(Supplied data):
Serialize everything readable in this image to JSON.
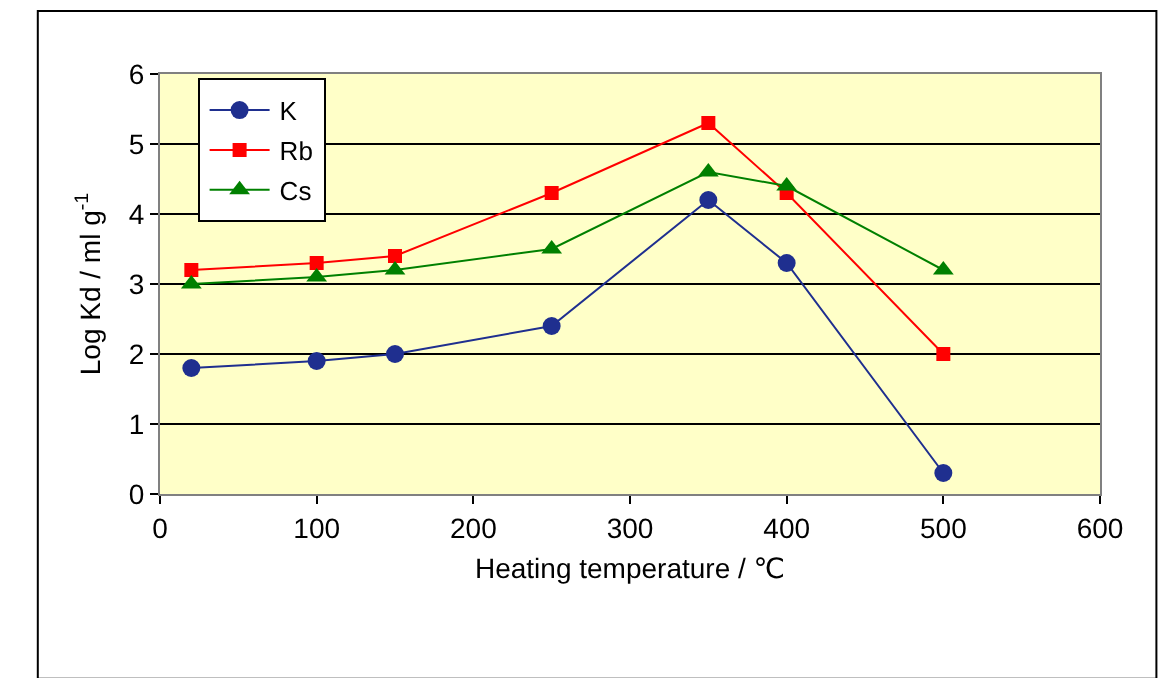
{
  "chart_data": {
    "type": "line",
    "xlabel": "Heating temperature / ℃",
    "ylabel": "Log Kd / ml g$^{-1}$",
    "x": [
      20,
      100,
      150,
      250,
      350,
      400,
      500
    ],
    "series": [
      {
        "name": "K",
        "color": "#1f2f8f",
        "marker": "circle",
        "values": [
          1.8,
          1.9,
          2.0,
          2.4,
          4.2,
          3.3,
          0.3
        ]
      },
      {
        "name": "Rb",
        "color": "#ff0000",
        "marker": "square",
        "values": [
          3.2,
          3.3,
          3.4,
          4.3,
          5.3,
          4.3,
          2.0
        ]
      },
      {
        "name": "Cs",
        "color": "#008000",
        "marker": "triangle",
        "values": [
          3.0,
          3.1,
          3.2,
          3.5,
          4.6,
          4.4,
          3.2
        ]
      }
    ],
    "xlim": [
      0,
      600
    ],
    "xticks": [
      0,
      100,
      200,
      300,
      400,
      500,
      600
    ],
    "ylim": [
      0,
      6
    ],
    "yticks": [
      0,
      1,
      2,
      3,
      4,
      5,
      6
    ],
    "grid": "y",
    "legend": "top left",
    "line_style": "solid"
  }
}
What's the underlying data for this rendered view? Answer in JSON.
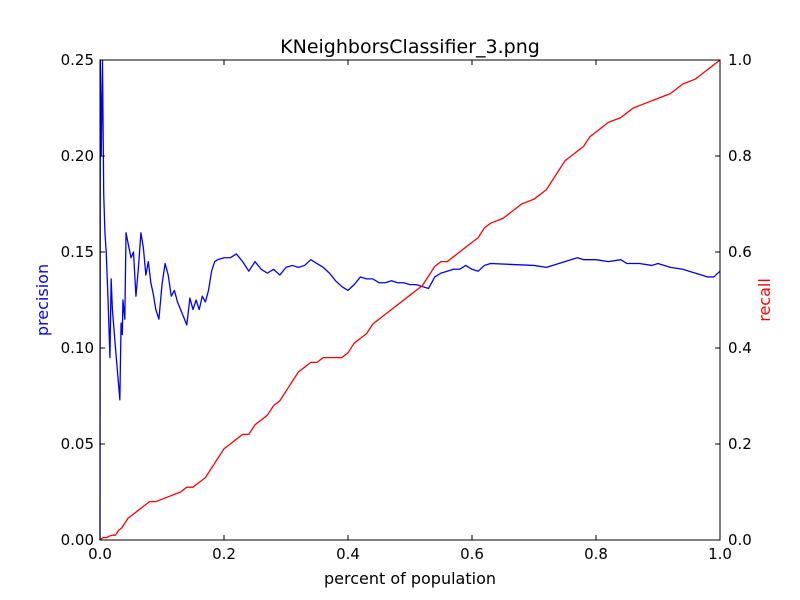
{
  "chart_data": {
    "type": "line",
    "title": "KNeighborsClassifier_3.png",
    "xlabel": "percent of population",
    "ylabel_left": "precision",
    "ylabel_right": "recall",
    "xlim": [
      0.0,
      1.0
    ],
    "ylim_left": [
      0.0,
      0.25
    ],
    "ylim_right": [
      0.0,
      1.0
    ],
    "grid": false,
    "x_ticks": [
      "0.0",
      "0.2",
      "0.4",
      "0.6",
      "0.8",
      "1.0"
    ],
    "y_left_ticks": [
      "0.00",
      "0.05",
      "0.10",
      "0.15",
      "0.20",
      "0.25"
    ],
    "y_right_ticks": [
      "0.0",
      "0.2",
      "0.4",
      "0.6",
      "0.8",
      "1.0"
    ],
    "series": [
      {
        "name": "precision",
        "axis": "left",
        "color": "#0000ff",
        "points": [
          [
            0.0,
            0.0
          ],
          [
            0.0005,
            0.25
          ],
          [
            0.002,
            0.2
          ],
          [
            0.004,
            0.25
          ],
          [
            0.006,
            0.18
          ],
          [
            0.008,
            0.16
          ],
          [
            0.01,
            0.15
          ],
          [
            0.013,
            0.125
          ],
          [
            0.016,
            0.095
          ],
          [
            0.018,
            0.136
          ],
          [
            0.02,
            0.12
          ],
          [
            0.025,
            0.1
          ],
          [
            0.032,
            0.073
          ],
          [
            0.034,
            0.113
          ],
          [
            0.036,
            0.107
          ],
          [
            0.037,
            0.125
          ],
          [
            0.04,
            0.115
          ],
          [
            0.042,
            0.16
          ],
          [
            0.045,
            0.155
          ],
          [
            0.05,
            0.147
          ],
          [
            0.054,
            0.15
          ],
          [
            0.058,
            0.127
          ],
          [
            0.062,
            0.142
          ],
          [
            0.066,
            0.16
          ],
          [
            0.07,
            0.152
          ],
          [
            0.074,
            0.138
          ],
          [
            0.078,
            0.145
          ],
          [
            0.082,
            0.134
          ],
          [
            0.086,
            0.128
          ],
          [
            0.09,
            0.12
          ],
          [
            0.095,
            0.115
          ],
          [
            0.1,
            0.133
          ],
          [
            0.105,
            0.144
          ],
          [
            0.11,
            0.138
          ],
          [
            0.115,
            0.127
          ],
          [
            0.12,
            0.13
          ],
          [
            0.125,
            0.124
          ],
          [
            0.13,
            0.12
          ],
          [
            0.135,
            0.116
          ],
          [
            0.14,
            0.112
          ],
          [
            0.145,
            0.126
          ],
          [
            0.15,
            0.12
          ],
          [
            0.155,
            0.125
          ],
          [
            0.16,
            0.12
          ],
          [
            0.165,
            0.127
          ],
          [
            0.17,
            0.124
          ],
          [
            0.175,
            0.13
          ],
          [
            0.18,
            0.14
          ],
          [
            0.185,
            0.145
          ],
          [
            0.19,
            0.146
          ],
          [
            0.2,
            0.147
          ],
          [
            0.21,
            0.147
          ],
          [
            0.22,
            0.149
          ],
          [
            0.23,
            0.145
          ],
          [
            0.24,
            0.14
          ],
          [
            0.25,
            0.145
          ],
          [
            0.26,
            0.141
          ],
          [
            0.27,
            0.139
          ],
          [
            0.28,
            0.141
          ],
          [
            0.29,
            0.138
          ],
          [
            0.3,
            0.142
          ],
          [
            0.31,
            0.143
          ],
          [
            0.32,
            0.142
          ],
          [
            0.33,
            0.143
          ],
          [
            0.34,
            0.146
          ],
          [
            0.35,
            0.144
          ],
          [
            0.36,
            0.142
          ],
          [
            0.37,
            0.139
          ],
          [
            0.38,
            0.135
          ],
          [
            0.39,
            0.132
          ],
          [
            0.4,
            0.13
          ],
          [
            0.41,
            0.133
          ],
          [
            0.42,
            0.137
          ],
          [
            0.43,
            0.136
          ],
          [
            0.44,
            0.136
          ],
          [
            0.45,
            0.134
          ],
          [
            0.46,
            0.134
          ],
          [
            0.47,
            0.135
          ],
          [
            0.48,
            0.134
          ],
          [
            0.49,
            0.134
          ],
          [
            0.5,
            0.133
          ],
          [
            0.51,
            0.133
          ],
          [
            0.52,
            0.132
          ],
          [
            0.53,
            0.131
          ],
          [
            0.54,
            0.137
          ],
          [
            0.55,
            0.139
          ],
          [
            0.56,
            0.14
          ],
          [
            0.57,
            0.141
          ],
          [
            0.58,
            0.141
          ],
          [
            0.59,
            0.143
          ],
          [
            0.6,
            0.141
          ],
          [
            0.61,
            0.14
          ],
          [
            0.62,
            0.143
          ],
          [
            0.63,
            0.144
          ],
          [
            0.7,
            0.143
          ],
          [
            0.72,
            0.142
          ],
          [
            0.74,
            0.144
          ],
          [
            0.75,
            0.145
          ],
          [
            0.76,
            0.146
          ],
          [
            0.77,
            0.147
          ],
          [
            0.78,
            0.146
          ],
          [
            0.8,
            0.146
          ],
          [
            0.82,
            0.145
          ],
          [
            0.84,
            0.146
          ],
          [
            0.85,
            0.144
          ],
          [
            0.87,
            0.144
          ],
          [
            0.89,
            0.143
          ],
          [
            0.9,
            0.144
          ],
          [
            0.92,
            0.142
          ],
          [
            0.94,
            0.141
          ],
          [
            0.96,
            0.139
          ],
          [
            0.97,
            0.138
          ],
          [
            0.98,
            0.137
          ],
          [
            0.99,
            0.137
          ],
          [
            1.0,
            0.14
          ]
        ]
      },
      {
        "name": "recall",
        "axis": "right",
        "color": "#ff0000",
        "points": [
          [
            0.0,
            0.0
          ],
          [
            0.005,
            0.005
          ],
          [
            0.01,
            0.005
          ],
          [
            0.015,
            0.008
          ],
          [
            0.02,
            0.01
          ],
          [
            0.025,
            0.01
          ],
          [
            0.03,
            0.02
          ],
          [
            0.035,
            0.025
          ],
          [
            0.04,
            0.035
          ],
          [
            0.045,
            0.045
          ],
          [
            0.05,
            0.05
          ],
          [
            0.055,
            0.055
          ],
          [
            0.06,
            0.06
          ],
          [
            0.065,
            0.065
          ],
          [
            0.07,
            0.07
          ],
          [
            0.075,
            0.075
          ],
          [
            0.08,
            0.08
          ],
          [
            0.09,
            0.08
          ],
          [
            0.1,
            0.085
          ],
          [
            0.11,
            0.09
          ],
          [
            0.12,
            0.095
          ],
          [
            0.13,
            0.1
          ],
          [
            0.14,
            0.11
          ],
          [
            0.15,
            0.11
          ],
          [
            0.16,
            0.12
          ],
          [
            0.17,
            0.13
          ],
          [
            0.18,
            0.15
          ],
          [
            0.19,
            0.17
          ],
          [
            0.2,
            0.19
          ],
          [
            0.21,
            0.2
          ],
          [
            0.22,
            0.21
          ],
          [
            0.23,
            0.22
          ],
          [
            0.24,
            0.22
          ],
          [
            0.25,
            0.24
          ],
          [
            0.26,
            0.25
          ],
          [
            0.27,
            0.26
          ],
          [
            0.28,
            0.28
          ],
          [
            0.29,
            0.29
          ],
          [
            0.3,
            0.31
          ],
          [
            0.31,
            0.33
          ],
          [
            0.32,
            0.35
          ],
          [
            0.33,
            0.36
          ],
          [
            0.34,
            0.37
          ],
          [
            0.35,
            0.37
          ],
          [
            0.36,
            0.38
          ],
          [
            0.37,
            0.38
          ],
          [
            0.38,
            0.38
          ],
          [
            0.39,
            0.38
          ],
          [
            0.4,
            0.39
          ],
          [
            0.41,
            0.41
          ],
          [
            0.42,
            0.42
          ],
          [
            0.43,
            0.43
          ],
          [
            0.44,
            0.45
          ],
          [
            0.45,
            0.46
          ],
          [
            0.46,
            0.47
          ],
          [
            0.47,
            0.48
          ],
          [
            0.48,
            0.49
          ],
          [
            0.49,
            0.5
          ],
          [
            0.5,
            0.51
          ],
          [
            0.51,
            0.52
          ],
          [
            0.52,
            0.53
          ],
          [
            0.53,
            0.55
          ],
          [
            0.54,
            0.57
          ],
          [
            0.55,
            0.58
          ],
          [
            0.56,
            0.58
          ],
          [
            0.57,
            0.59
          ],
          [
            0.58,
            0.6
          ],
          [
            0.59,
            0.61
          ],
          [
            0.6,
            0.62
          ],
          [
            0.61,
            0.63
          ],
          [
            0.62,
            0.65
          ],
          [
            0.63,
            0.66
          ],
          [
            0.65,
            0.67
          ],
          [
            0.68,
            0.7
          ],
          [
            0.7,
            0.71
          ],
          [
            0.72,
            0.73
          ],
          [
            0.73,
            0.75
          ],
          [
            0.74,
            0.77
          ],
          [
            0.75,
            0.79
          ],
          [
            0.76,
            0.8
          ],
          [
            0.77,
            0.81
          ],
          [
            0.78,
            0.82
          ],
          [
            0.79,
            0.84
          ],
          [
            0.8,
            0.85
          ],
          [
            0.81,
            0.86
          ],
          [
            0.82,
            0.87
          ],
          [
            0.84,
            0.88
          ],
          [
            0.85,
            0.89
          ],
          [
            0.86,
            0.9
          ],
          [
            0.88,
            0.91
          ],
          [
            0.9,
            0.92
          ],
          [
            0.92,
            0.93
          ],
          [
            0.94,
            0.95
          ],
          [
            0.96,
            0.96
          ],
          [
            0.97,
            0.97
          ],
          [
            0.98,
            0.98
          ],
          [
            0.99,
            0.99
          ],
          [
            1.0,
            1.0
          ]
        ]
      }
    ]
  }
}
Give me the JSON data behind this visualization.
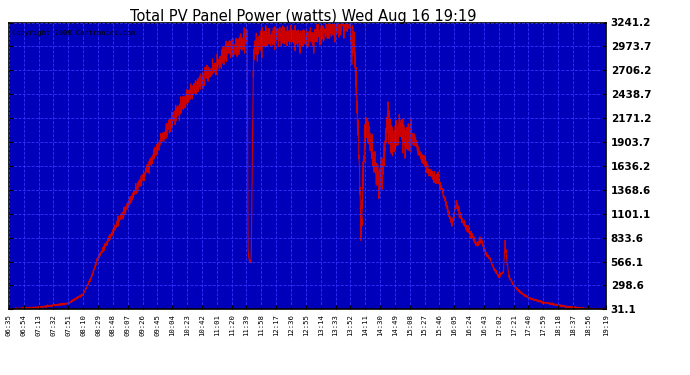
{
  "title": "Total PV Panel Power (watts) Wed Aug 16 19:19",
  "copyright": "Copyright 2008 Cartronics.com",
  "plot_bg_color": "#0000bb",
  "line_color": "#cc0000",
  "grid_color": "#3333ff",
  "yticks": [
    31.1,
    298.6,
    566.1,
    833.6,
    1101.1,
    1368.6,
    1636.2,
    1903.7,
    2171.2,
    2438.7,
    2706.2,
    2973.7,
    3241.2
  ],
  "ymin": 31.1,
  "ymax": 3241.2,
  "xtick_labels": [
    "06:35",
    "06:54",
    "07:13",
    "07:32",
    "07:51",
    "08:10",
    "08:29",
    "08:48",
    "09:07",
    "09:26",
    "09:45",
    "10:04",
    "10:23",
    "10:42",
    "11:01",
    "11:20",
    "11:39",
    "11:58",
    "12:17",
    "12:36",
    "12:55",
    "13:14",
    "13:33",
    "13:52",
    "14:11",
    "14:30",
    "14:49",
    "15:08",
    "15:27",
    "15:46",
    "16:05",
    "16:24",
    "16:43",
    "17:02",
    "17:21",
    "17:40",
    "17:59",
    "18:18",
    "18:37",
    "18:56",
    "19:19"
  ]
}
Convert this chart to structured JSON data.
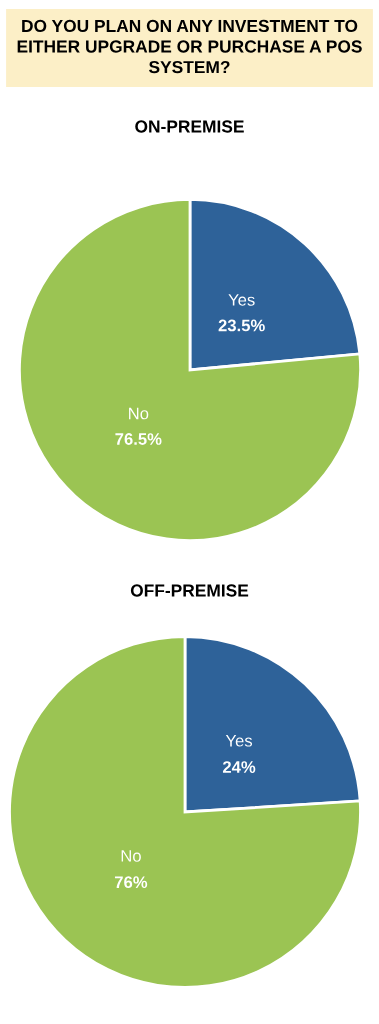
{
  "chart_data": [
    {
      "type": "pie",
      "title": "DO YOU PLAN ON ANY INVESTMENT TO EITHER UPGRADE OR PURCHASE A POS SYSTEM?",
      "subtitle": "ON-PREMISE",
      "categories": [
        "Yes",
        "No"
      ],
      "values": [
        23.5,
        76.5
      ],
      "colors": [
        "#2e6299",
        "#9bc453"
      ],
      "value_labels": [
        "23.5%",
        "76.5%"
      ],
      "legend": false
    },
    {
      "type": "pie",
      "title": "OFF-PREMISE",
      "categories": [
        "Yes",
        "No"
      ],
      "values": [
        24,
        76
      ],
      "colors": [
        "#2e6299",
        "#9bc453"
      ],
      "value_labels": [
        "24%",
        "76%"
      ],
      "legend": false
    }
  ]
}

(Exercise brief):
Exactly as written, set down the lines from the line holding "Convert this chart to structured JSON data." to the last line of the data, both ends included, pictures excluded.

(Result):
Convert this chart to structured JSON data.
{
  "chart_data": [
    {
      "type": "pie",
      "title": "DO YOU PLAN ON ANY INVESTMENT TO EITHER UPGRADE OR PURCHASE A POS SYSTEM?",
      "subtitle": "ON-PREMISE",
      "categories": [
        "Yes",
        "No"
      ],
      "values": [
        23.5,
        76.5
      ],
      "colors": [
        "#2e6299",
        "#9bc453"
      ],
      "value_labels": [
        "23.5%",
        "76.5%"
      ],
      "legend": false
    },
    {
      "type": "pie",
      "title": "OFF-PREMISE",
      "categories": [
        "Yes",
        "No"
      ],
      "values": [
        24,
        76
      ],
      "colors": [
        "#2e6299",
        "#9bc453"
      ],
      "value_labels": [
        "24%",
        "76%"
      ],
      "legend": false
    }
  ]
}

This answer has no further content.